# [SET TASK]
Identify every line containing the word "date" and reproduce each one.

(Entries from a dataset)
******************************

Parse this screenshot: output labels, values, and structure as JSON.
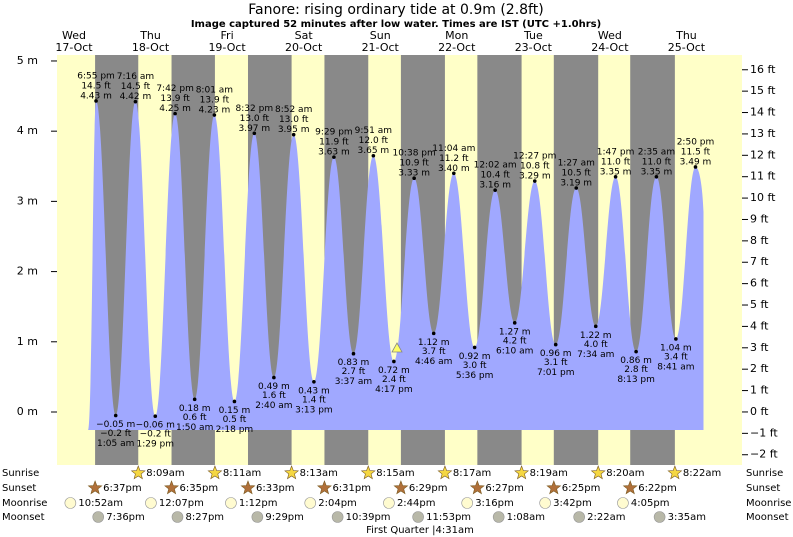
{
  "chart_data": {
    "type": "tide",
    "title": "Fanore: rising  ordinary tide at 0.9m (2.8ft)",
    "subtitle": "Image captured 52 minutes after low water. Times are IST (UTC +1.0hrs)",
    "ylim": [
      -0.755,
      5.085
    ],
    "yticks": [
      {
        "value": 0,
        "label": "0 m"
      },
      {
        "value": 1,
        "label": "1 m"
      },
      {
        "value": 2,
        "label": "2 m"
      },
      {
        "value": 3,
        "label": "3 m"
      },
      {
        "value": 4,
        "label": "4 m"
      },
      {
        "value": 5,
        "label": "5 m"
      }
    ],
    "y2lim": [
      -2.48,
      16.69
    ],
    "y2ticks": [
      {
        "value": -2,
        "label": "−2 ft"
      },
      {
        "value": -1,
        "label": "−1 ft"
      },
      {
        "value": 0,
        "label": "0 ft"
      },
      {
        "value": 1,
        "label": "1 ft"
      },
      {
        "value": 2,
        "label": "2 ft"
      },
      {
        "value": 3,
        "label": "3 ft"
      },
      {
        "value": 4,
        "label": "4 ft"
      },
      {
        "value": 5,
        "label": "5 ft"
      },
      {
        "value": 6,
        "label": "6 ft"
      },
      {
        "value": 7,
        "label": "7 ft"
      },
      {
        "value": 8,
        "label": "8 ft"
      },
      {
        "value": 9,
        "label": "9 ft"
      },
      {
        "value": 10,
        "label": "10 ft"
      },
      {
        "value": 11,
        "label": "11 ft"
      },
      {
        "value": 12,
        "label": "12 ft"
      },
      {
        "value": 13,
        "label": "13 ft"
      },
      {
        "value": 14,
        "label": "14 ft"
      },
      {
        "value": 15,
        "label": "15 ft"
      },
      {
        "value": 16,
        "label": "16 ft"
      }
    ],
    "color": "#a0a8ff",
    "rows": [
      "Sunrise",
      "Sunset",
      "Moonrise",
      "Moonset"
    ],
    "moon_phase": "First Quarter |4:31am",
    "days": [
      {
        "name": "Wed",
        "date": "17-Oct",
        "color": "#ff0000",
        "sunset": "6:37pm",
        "moonrise": "10:52am",
        "moonset": "7:36pm",
        "tides": [
          {
            "time": "6:55 pm",
            "m": 4.43,
            "m_label": "4.43 m",
            "ft_label": "14.5 ft"
          }
        ]
      },
      {
        "name": "Thu",
        "date": "18-Oct",
        "color": "#000000",
        "sunrise": "8:09am",
        "sunset": "6:35pm",
        "moonrise": "12:07pm",
        "moonset": "8:27pm",
        "tides": [
          {
            "time": "1:05 am",
            "m": -0.05,
            "m_label": "−0.05 m",
            "ft_label": "−0.2 ft"
          },
          {
            "time": "7:16 am",
            "m": 4.42,
            "m_label": "4.42 m",
            "ft_label": "14.5 ft"
          },
          {
            "time": "1:29 pm",
            "m": -0.06,
            "m_label": "−0.06 m",
            "ft_label": "−0.2 ft"
          },
          {
            "time": "7:42 pm",
            "m": 4.25,
            "m_label": "4.25 m",
            "ft_label": "13.9 ft"
          }
        ]
      },
      {
        "name": "Fri",
        "date": "19-Oct",
        "color": "#ff0000",
        "sunrise": "8:11am",
        "sunset": "6:33pm",
        "moonrise": "1:12pm",
        "moonset": "9:29pm",
        "tides": [
          {
            "time": "1:50 am",
            "m": 0.18,
            "m_label": "0.18 m",
            "ft_label": "0.6 ft"
          },
          {
            "time": "8:01 am",
            "m": 4.23,
            "m_label": "4.23 m",
            "ft_label": "13.9 ft"
          },
          {
            "time": "2:18 pm",
            "m": 0.15,
            "m_label": "0.15 m",
            "ft_label": "0.5 ft"
          },
          {
            "time": "8:32 pm",
            "m": 3.97,
            "m_label": "3.97 m",
            "ft_label": "13.0 ft"
          }
        ]
      },
      {
        "name": "Sat",
        "date": "20-Oct",
        "color": "#ff0000",
        "sunrise": "8:13am",
        "sunset": "6:31pm",
        "moonrise": "2:04pm",
        "moonset": "10:39pm",
        "tides": [
          {
            "time": "2:40 am",
            "m": 0.49,
            "m_label": "0.49 m",
            "ft_label": "1.6 ft"
          },
          {
            "time": "8:52 am",
            "m": 3.95,
            "m_label": "3.95 m",
            "ft_label": "13.0 ft"
          },
          {
            "time": "3:13 pm",
            "m": 0.43,
            "m_label": "0.43 m",
            "ft_label": "1.4 ft"
          },
          {
            "time": "9:29 pm",
            "m": 3.63,
            "m_label": "3.63 m",
            "ft_label": "11.9 ft"
          }
        ]
      },
      {
        "name": "Sun",
        "date": "21-Oct",
        "color": "#ff0000",
        "sunrise": "8:15am",
        "sunset": "6:29pm",
        "moonrise": "2:44pm",
        "moonset": "11:53pm",
        "tides": [
          {
            "time": "3:37 am",
            "m": 0.83,
            "m_label": "0.83 m",
            "ft_label": "2.7 ft"
          },
          {
            "time": "9:51 am",
            "m": 3.65,
            "m_label": "3.65 m",
            "ft_label": "12.0 ft"
          },
          {
            "time": "4:17 pm",
            "m": 0.72,
            "m_label": "0.72 m",
            "ft_label": "2.4 ft"
          },
          {
            "time": "10:38 pm",
            "m": 3.33,
            "m_label": "3.33 m",
            "ft_label": "10.9 ft"
          }
        ]
      },
      {
        "name": "Mon",
        "date": "22-Oct",
        "color": "#ff0000",
        "sunrise": "8:17am",
        "sunset": "6:27pm",
        "moonrise": "3:16pm",
        "tides": [
          {
            "time": "4:46 am",
            "m": 1.12,
            "m_label": "1.12 m",
            "ft_label": "3.7 ft"
          },
          {
            "time": "11:04 am",
            "m": 3.4,
            "m_label": "3.40 m",
            "ft_label": "11.2 ft"
          },
          {
            "time": "5:36 pm",
            "m": 0.92,
            "m_label": "0.92 m",
            "ft_label": "3.0 ft"
          }
        ]
      },
      {
        "name": "Tue",
        "date": "23-Oct",
        "color": "#000000",
        "sunrise": "8:19am",
        "sunset": "6:25pm",
        "moonrise": "3:42pm",
        "moonset": "1:08am",
        "tides": [
          {
            "time": "12:02 am",
            "m": 3.16,
            "m_label": "3.16 m",
            "ft_label": "10.4 ft"
          },
          {
            "time": "6:10 am",
            "m": 1.27,
            "m_label": "1.27 m",
            "ft_label": "4.2 ft"
          },
          {
            "time": "12:27 pm",
            "m": 3.29,
            "m_label": "3.29 m",
            "ft_label": "10.8 ft"
          },
          {
            "time": "7:01 pm",
            "m": 0.96,
            "m_label": "0.96 m",
            "ft_label": "3.1 ft"
          }
        ]
      },
      {
        "name": "Wed",
        "date": "24-Oct",
        "color": "#ff0000",
        "sunrise": "8:20am",
        "sunset": "6:22pm",
        "moonrise": "4:05pm",
        "moonset": "2:22am",
        "tides": [
          {
            "time": "1:27 am",
            "m": 3.19,
            "m_label": "3.19 m",
            "ft_label": "10.5 ft"
          },
          {
            "time": "7:34 am",
            "m": 1.22,
            "m_label": "1.22 m",
            "ft_label": "4.0 ft"
          },
          {
            "time": "1:47 pm",
            "m": 3.35,
            "m_label": "3.35 m",
            "ft_label": "11.0 ft"
          },
          {
            "time": "8:13 pm",
            "m": 0.86,
            "m_label": "0.86 m",
            "ft_label": "2.8 ft"
          }
        ]
      },
      {
        "name": "Thu",
        "date": "25-Oct",
        "color": "#000000",
        "sunrise": "8:22am",
        "moonset": "3:35am",
        "tides": [
          {
            "time": "2:35 am",
            "m": 3.35,
            "m_label": "3.35 m",
            "ft_label": "11.0 ft"
          },
          {
            "time": "8:41 am",
            "m": 1.04,
            "m_label": "1.04 m",
            "ft_label": "3.4 ft"
          },
          {
            "time": "2:50 pm",
            "m": 3.49,
            "m_label": "3.49 m",
            "ft_label": "11.5 ft"
          }
        ]
      }
    ]
  }
}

******************************

# [RESPONSE TO THE TASK]
        "date": "17-Oct",
        "date": "18-Oct",
        "date": "19-Oct",
        "date": "20-Oct",
        "date": "21-Oct",
        "date": "22-Oct",
        "date": "23-Oct",
        "date": "24-Oct",
        "date": "25-Oct",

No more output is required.